Copy every line in the records below that contains the word "hourglass".
--
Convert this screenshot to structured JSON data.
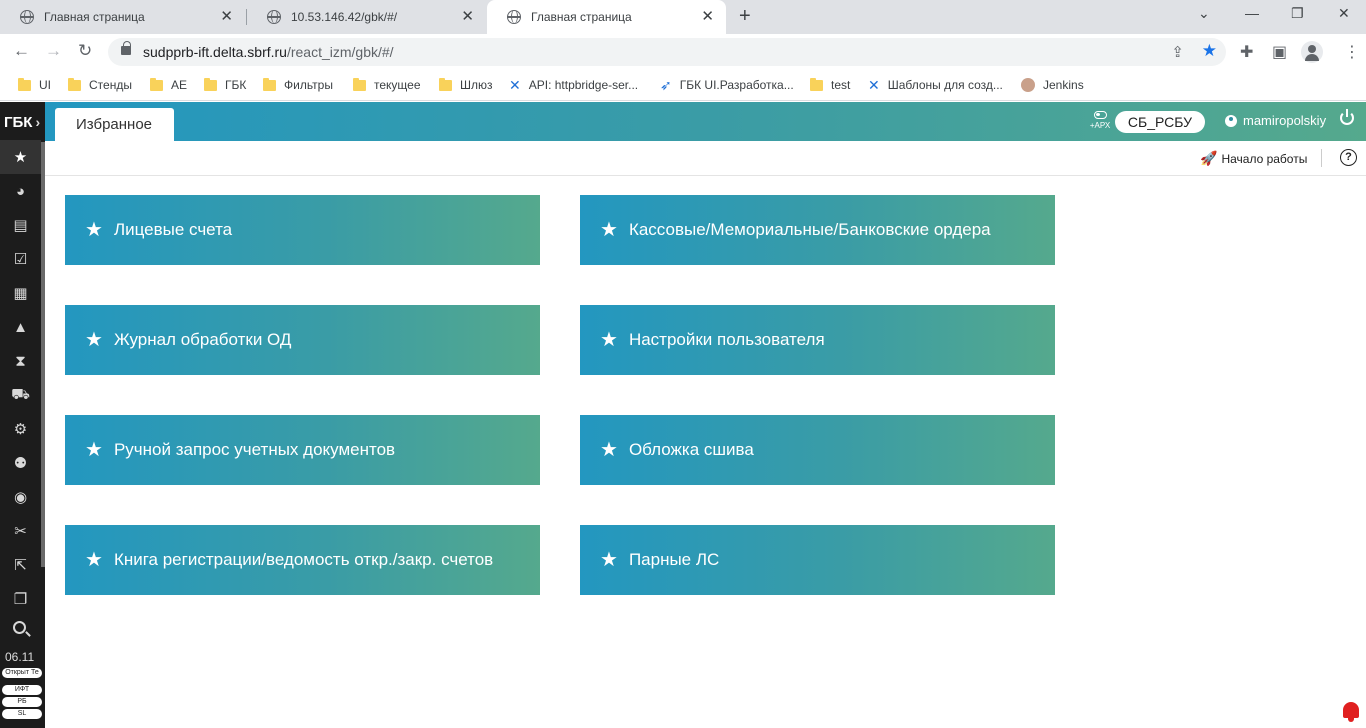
{
  "browser": {
    "tabs": [
      {
        "title": "Главная страница",
        "active": false
      },
      {
        "title": "10.53.146.42/gbk/#/",
        "active": false
      },
      {
        "title": "Главная страница",
        "active": true
      }
    ],
    "url_host": "sudpprb-ift.delta.sbrf.ru",
    "url_path": "/react_izm/gbk/#/",
    "bookmarks": [
      {
        "label": "UI",
        "icon": "folder-icon"
      },
      {
        "label": "Стенды",
        "icon": "folder-icon"
      },
      {
        "label": "AE",
        "icon": "folder-icon"
      },
      {
        "label": "ГБК",
        "icon": "folder-icon"
      },
      {
        "label": "Фильтры",
        "icon": "folder-icon"
      },
      {
        "label": "текущее",
        "icon": "folder-icon"
      },
      {
        "label": "Шлюз",
        "icon": "folder-icon"
      },
      {
        "label": "API: httpbridge-ser...",
        "icon": "confluence-icon"
      },
      {
        "label": "ГБК UI.Разработка...",
        "icon": "jira-icon"
      },
      {
        "label": "test",
        "icon": "folder-icon"
      },
      {
        "label": "Шаблоны для созд...",
        "icon": "confluence-icon"
      },
      {
        "label": "Jenkins",
        "icon": "jenkins-icon"
      }
    ]
  },
  "sidebar": {
    "title": "ГБК",
    "items": [
      {
        "name": "favorites",
        "icon": "star-icon",
        "active": true
      },
      {
        "name": "reports",
        "icon": "pie-chart-icon"
      },
      {
        "name": "calendar",
        "icon": "calendar-icon"
      },
      {
        "name": "calendar-check",
        "icon": "calendar-check-icon"
      },
      {
        "name": "calendar-grid",
        "icon": "calendar-grid-icon"
      },
      {
        "name": "road",
        "icon": "road-icon"
      },
      {
        "name": "hourglass",
        "icon": "hourglass-icon"
      },
      {
        "name": "delivery",
        "icon": "truck-loading-icon"
      },
      {
        "name": "settings",
        "icon": "gear-icon"
      },
      {
        "name": "user-settings",
        "icon": "user-gear-icon"
      },
      {
        "name": "profile",
        "icon": "user-circle-icon"
      },
      {
        "name": "tools",
        "icon": "tools-icon"
      },
      {
        "name": "external",
        "icon": "external-link-icon"
      },
      {
        "name": "docs",
        "icon": "book-open-icon"
      }
    ],
    "date": "06.11",
    "pills": [
      "Открыт Те",
      "ИФТ",
      "РБ",
      "SL"
    ]
  },
  "header": {
    "tab_label": "Избранное",
    "arx_label": "+АРХ",
    "org": "СБ_РСБУ",
    "username": "mamiropolskiy"
  },
  "subbar": {
    "getting_started": "Начало работы",
    "help": "?"
  },
  "tiles": [
    "Лицевые счета",
    "Кассовые/Мемориальные/Банковские ордера",
    "Журнал обработки ОД",
    "Настройки пользователя",
    "Ручной запрос учетных документов",
    "Обложка сшива",
    "Книга регистрации/ведомость откр./закр. счетов",
    "Парные ЛС"
  ],
  "colors": {
    "accent_start": "#2397c0",
    "accent_end": "#55a98d",
    "sidebar_bg": "#1c1c1c",
    "bookmark_star": "#1a73e8",
    "notification": "#e02020"
  }
}
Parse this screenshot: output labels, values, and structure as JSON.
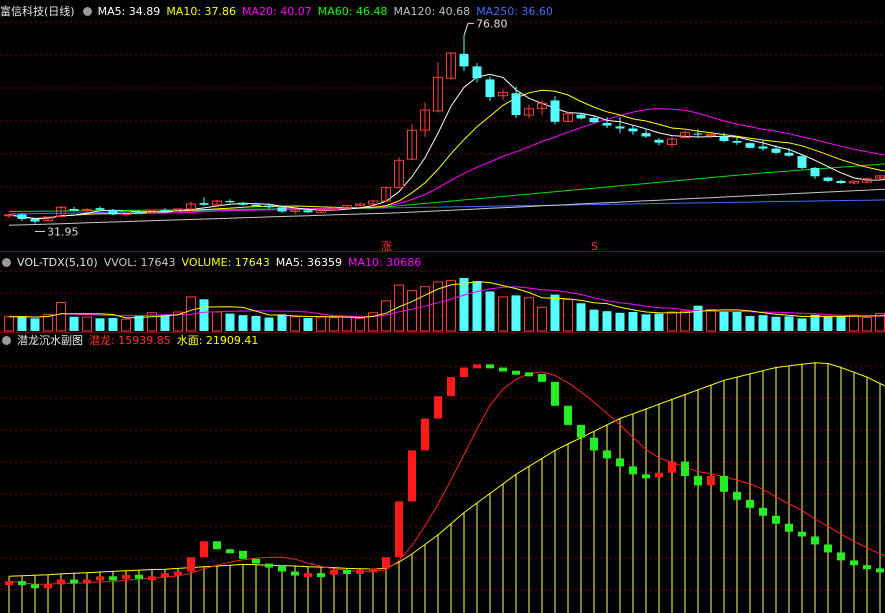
{
  "price_panel": {
    "title": "富信科技(日线)",
    "ma_labels": [
      {
        "text": "MA5: 34.89",
        "color": "#ffffff"
      },
      {
        "text": "MA10: 37.86",
        "color": "#ffff00"
      },
      {
        "text": "MA20: 40.07",
        "color": "#ff00ff"
      },
      {
        "text": "MA60: 46.48",
        "color": "#00ff00"
      },
      {
        "text": "MA120: 40.68",
        "color": "#c0c0c0"
      },
      {
        "text": "MA250: 36.60",
        "color": "#3f6cff"
      }
    ],
    "high_label": "76.80",
    "low_label": "31.95",
    "marker_zhang": "涨",
    "marker_s": "S"
  },
  "volume_panel": {
    "title": "VOL-TDX(5,10)",
    "labels": [
      {
        "text": "VVOL: 17643",
        "color": "#cccccc"
      },
      {
        "text": "VOLUME: 17643",
        "color": "#ffff00"
      },
      {
        "text": "MA5: 36359",
        "color": "#ffffff"
      },
      {
        "text": "MA10: 30686",
        "color": "#ff00ff"
      }
    ]
  },
  "indicator_panel": {
    "title": "潜龙沉水副图",
    "labels": [
      {
        "text": "潜龙: 15939.85",
        "color": "#ff3030"
      },
      {
        "text": "水面: 21909.41",
        "color": "#ffff00"
      }
    ]
  },
  "colors": {
    "up": "#ff3a3a",
    "down": "#54ffff",
    "grid": "#7a0000",
    "bg": "#000000"
  },
  "chart_data": {
    "type": "candlestick",
    "title": "富信科技(日线)",
    "ohlc": [
      [
        33.8,
        34.3,
        33.2,
        34.0
      ],
      [
        34.1,
        34.4,
        32.5,
        33.0
      ],
      [
        33.0,
        33.3,
        31.95,
        32.4
      ],
      [
        32.6,
        33.6,
        32.4,
        33.5
      ],
      [
        33.6,
        36.2,
        33.4,
        35.8
      ],
      [
        35.4,
        35.9,
        34.8,
        35.0
      ],
      [
        35.0,
        35.7,
        34.6,
        35.3
      ],
      [
        35.6,
        36.0,
        35.0,
        35.2
      ],
      [
        35.2,
        35.4,
        33.9,
        34.1
      ],
      [
        34.1,
        34.9,
        33.6,
        34.8
      ],
      [
        34.8,
        35.2,
        34.3,
        34.5
      ],
      [
        34.5,
        35.3,
        34.4,
        35.1
      ],
      [
        35.1,
        35.6,
        34.7,
        34.8
      ],
      [
        34.8,
        35.5,
        34.6,
        35.4
      ],
      [
        35.4,
        37.2,
        35.1,
        36.6
      ],
      [
        36.8,
        38.2,
        36.1,
        36.4
      ],
      [
        36.4,
        37.6,
        36.1,
        37.3
      ],
      [
        37.3,
        37.7,
        36.8,
        37.0
      ],
      [
        36.9,
        37.1,
        36.2,
        36.4
      ],
      [
        36.4,
        36.9,
        35.9,
        36.1
      ],
      [
        36.2,
        36.7,
        35.5,
        35.8
      ],
      [
        35.8,
        36.3,
        34.5,
        34.8
      ],
      [
        34.8,
        35.5,
        34.1,
        35.2
      ],
      [
        35.1,
        35.6,
        34.4,
        34.6
      ],
      [
        34.6,
        35.5,
        34.4,
        35.3
      ],
      [
        35.2,
        36.0,
        35.0,
        35.6
      ],
      [
        35.6,
        36.3,
        35.4,
        36.2
      ],
      [
        36.2,
        36.8,
        36.1,
        36.6
      ],
      [
        36.6,
        37.5,
        36.4,
        37.3
      ],
      [
        37.3,
        40.8,
        37.1,
        40.5
      ],
      [
        40.5,
        47.8,
        40.3,
        47.0
      ],
      [
        47.3,
        55.6,
        47.1,
        54.2
      ],
      [
        54.2,
        60.8,
        52.6,
        59.0
      ],
      [
        58.8,
        70.4,
        58.4,
        66.8
      ],
      [
        66.6,
        72.8,
        66.2,
        72.6
      ],
      [
        72.4,
        76.8,
        68.3,
        69.4
      ],
      [
        69.4,
        70.2,
        65.6,
        66.6
      ],
      [
        66.3,
        67.0,
        61.2,
        62.1
      ],
      [
        62.4,
        64.0,
        61.4,
        63.2
      ],
      [
        63.0,
        64.6,
        57.1,
        57.8
      ],
      [
        57.8,
        60.3,
        57.0,
        59.3
      ],
      [
        59.4,
        61.4,
        57.8,
        60.6
      ],
      [
        61.3,
        62.3,
        55.6,
        56.2
      ],
      [
        56.3,
        58.7,
        56.1,
        58.1
      ],
      [
        57.9,
        58.3,
        56.7,
        57.0
      ],
      [
        57.1,
        57.7,
        55.9,
        56.1
      ],
      [
        55.9,
        57.3,
        54.7,
        55.3
      ],
      [
        55.1,
        57.3,
        53.5,
        54.6
      ],
      [
        54.6,
        55.5,
        53.1,
        53.9
      ],
      [
        53.5,
        54.6,
        52.4,
        52.7
      ],
      [
        51.9,
        52.3,
        50.6,
        51.2
      ],
      [
        50.8,
        52.7,
        50.1,
        52.1
      ],
      [
        52.4,
        54.2,
        52.2,
        53.6
      ],
      [
        53.4,
        54.4,
        52.6,
        53.2
      ],
      [
        52.9,
        53.4,
        52.3,
        53.2
      ],
      [
        52.7,
        53.6,
        51.3,
        51.6
      ],
      [
        51.6,
        52.6,
        50.7,
        51.2
      ],
      [
        51.1,
        51.3,
        49.8,
        50.0
      ],
      [
        50.3,
        51.7,
        49.3,
        49.8
      ],
      [
        49.8,
        50.6,
        48.5,
        48.8
      ],
      [
        48.8,
        49.9,
        47.9,
        48.1
      ],
      [
        48.0,
        48.4,
        44.9,
        45.2
      ],
      [
        45.2,
        45.4,
        42.6,
        43.2
      ],
      [
        42.9,
        43.1,
        41.8,
        42.1
      ],
      [
        42.1,
        42.4,
        41.4,
        41.6
      ],
      [
        41.6,
        42.3,
        41.3,
        42.0
      ],
      [
        41.8,
        42.9,
        41.6,
        42.6
      ],
      [
        42.8,
        43.5,
        42.4,
        43.3
      ],
      [
        43.1,
        44.5,
        42.7,
        44.0
      ]
    ],
    "volume": [
      18000,
      18500,
      16000,
      21000,
      36000,
      18000,
      17500,
      16000,
      16500,
      15000,
      20000,
      23000,
      21000,
      24000,
      43000,
      40000,
      24000,
      22000,
      20000,
      19000,
      17000,
      21000,
      18000,
      16500,
      18000,
      17000,
      18000,
      16000,
      23000,
      38000,
      58000,
      51000,
      56000,
      62000,
      64000,
      67000,
      63000,
      50000,
      43000,
      45000,
      42000,
      30000,
      46000,
      40000,
      35000,
      27000,
      25000,
      23000,
      24000,
      21000,
      22000,
      24000,
      25000,
      32000,
      27000,
      25000,
      24000,
      19000,
      20000,
      18000,
      18500,
      16000,
      20500,
      19000,
      18000,
      20000,
      17000,
      22000,
      23000
    ],
    "qianlong": [
      9000,
      8800,
      8600,
      8800,
      9100,
      8900,
      9100,
      9300,
      9200,
      9400,
      9200,
      9300,
      9500,
      9600,
      10500,
      11500,
      11000,
      10900,
      10400,
      10100,
      10000,
      9600,
      9500,
      9500,
      9400,
      9700,
      9600,
      9700,
      9800,
      10500,
      14000,
      17200,
      19200,
      20600,
      21800,
      22400,
      22600,
      22400,
      22200,
      22100,
      22000,
      21500,
      20000,
      18800,
      18000,
      17200,
      16700,
      16200,
      15700,
      15500,
      15800,
      16500,
      15600,
      15000,
      15600,
      14600,
      14100,
      13600,
      13100,
      12600,
      12100,
      11800,
      11300,
      10800,
      10300,
      10000,
      9800,
      9600,
      9800
    ],
    "shuimian": [
      9300,
      9340,
      9370,
      9400,
      9450,
      9490,
      9530,
      9570,
      9610,
      9650,
      9690,
      9720,
      9750,
      9800,
      9850,
      9900,
      9950,
      10000,
      10050,
      10030,
      10000,
      9980,
      9950,
      9900,
      9880,
      9850,
      9800,
      9780,
      9760,
      9800,
      10200,
      10700,
      11300,
      11900,
      12600,
      13300,
      13900,
      14500,
      15100,
      15700,
      16200,
      16700,
      17200,
      17600,
      18000,
      18400,
      18800,
      19200,
      19500,
      19800,
      20100,
      20400,
      20700,
      21000,
      21300,
      21600,
      21800,
      22000,
      22200,
      22400,
      22500,
      22600,
      22700,
      22650,
      22400,
      22100,
      21800,
      21400,
      21000
    ]
  }
}
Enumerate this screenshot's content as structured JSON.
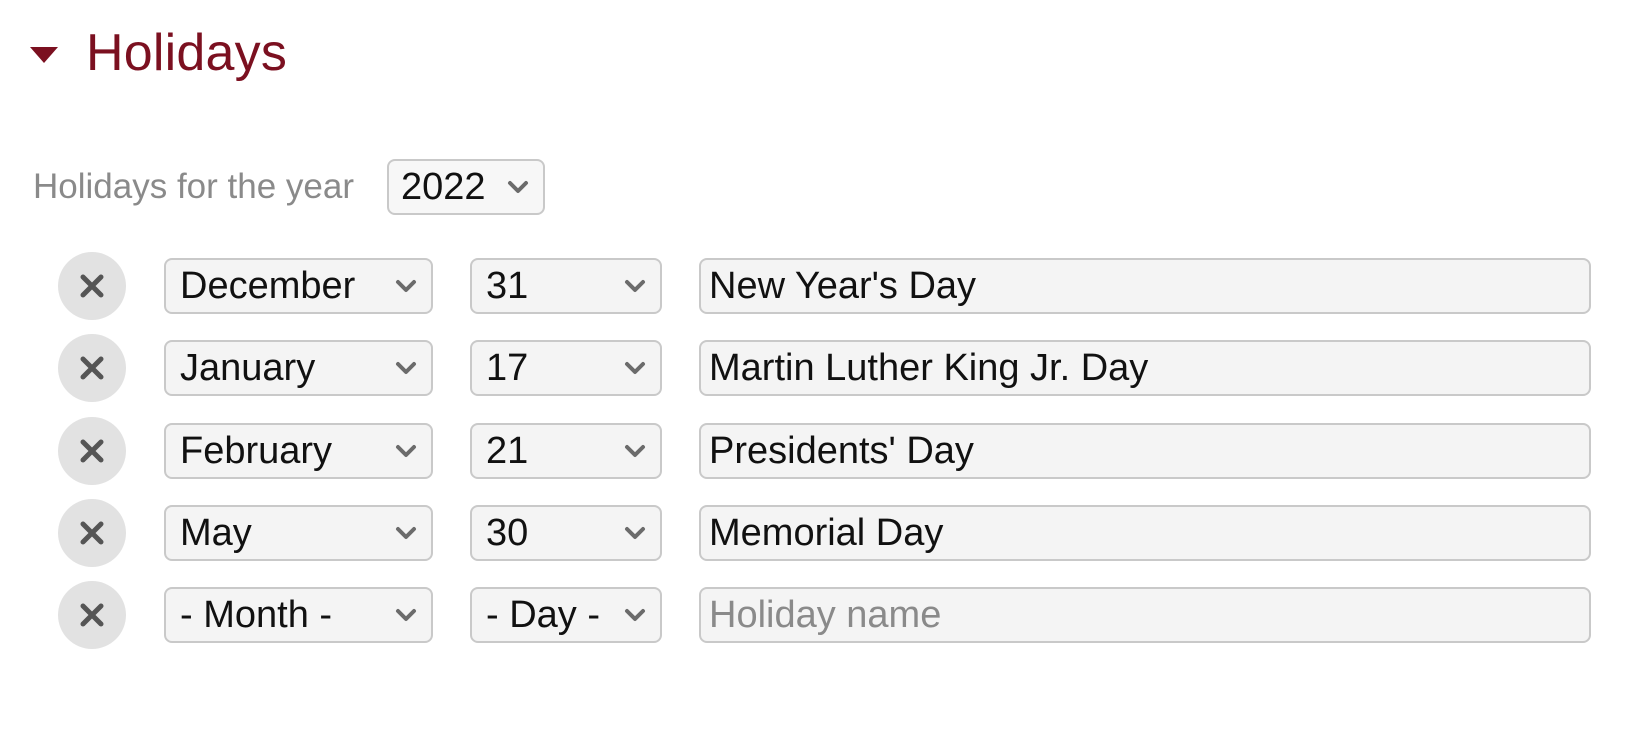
{
  "section": {
    "title": "Holidays",
    "accent_color": "#7b1020"
  },
  "year": {
    "label": "Holidays for the year",
    "selected": "2022"
  },
  "holidays": [
    {
      "month": "December",
      "day": "31",
      "name": "New Year's Day",
      "placeholder": ""
    },
    {
      "month": "January",
      "day": "17",
      "name": "Martin Luther King Jr. Day",
      "placeholder": ""
    },
    {
      "month": "February",
      "day": "21",
      "name": "Presidents' Day",
      "placeholder": ""
    },
    {
      "month": "May",
      "day": "30",
      "name": "Memorial Day",
      "placeholder": ""
    },
    {
      "month": "- Month -",
      "day": "- Day -",
      "name": "",
      "placeholder": "Holiday name"
    }
  ],
  "icons": {
    "collapse": "caret-down-icon",
    "remove": "close-icon",
    "dropdown": "chevron-down-icon"
  }
}
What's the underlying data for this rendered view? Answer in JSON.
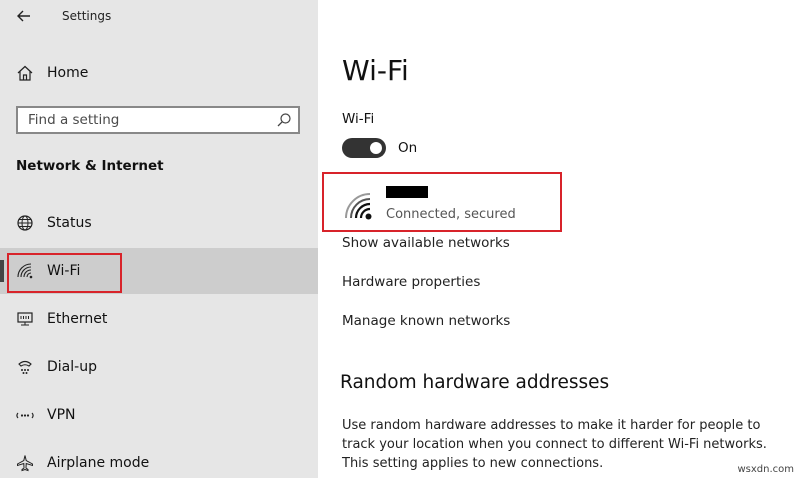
{
  "app": {
    "title": "Settings"
  },
  "sidebar": {
    "home_label": "Home",
    "search_placeholder": "Find a setting",
    "section_title": "Network & Internet",
    "items": [
      {
        "label": "Status",
        "icon": "globe-icon"
      },
      {
        "label": "Wi-Fi",
        "icon": "wifi-icon",
        "selected": true
      },
      {
        "label": "Ethernet",
        "icon": "ethernet-icon"
      },
      {
        "label": "Dial-up",
        "icon": "dialup-icon"
      },
      {
        "label": "VPN",
        "icon": "vpn-icon"
      },
      {
        "label": "Airplane mode",
        "icon": "airplane-icon"
      }
    ]
  },
  "main": {
    "page_title": "Wi-Fi",
    "wifi_toggle_label": "Wi-Fi",
    "wifi_toggle_state": "On",
    "network": {
      "status": "Connected, secured"
    },
    "links": [
      "Show available networks",
      "Hardware properties",
      "Manage known networks"
    ],
    "random_hw": {
      "title": "Random hardware addresses",
      "description": "Use random hardware addresses to make it harder for people to track your location when you connect to different Wi-Fi networks. This setting applies to new connections."
    }
  },
  "watermark": "wsxdn.com",
  "colors": {
    "sidebar_bg": "#e6e6e6",
    "selected_bg": "#cdcdcd",
    "highlight_red": "#d8232a",
    "toggle_on": "#333333"
  }
}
--
▸ RESPONSE TO THE TASK
        "name": "hourglass",
        "icon": "hourglass-icon"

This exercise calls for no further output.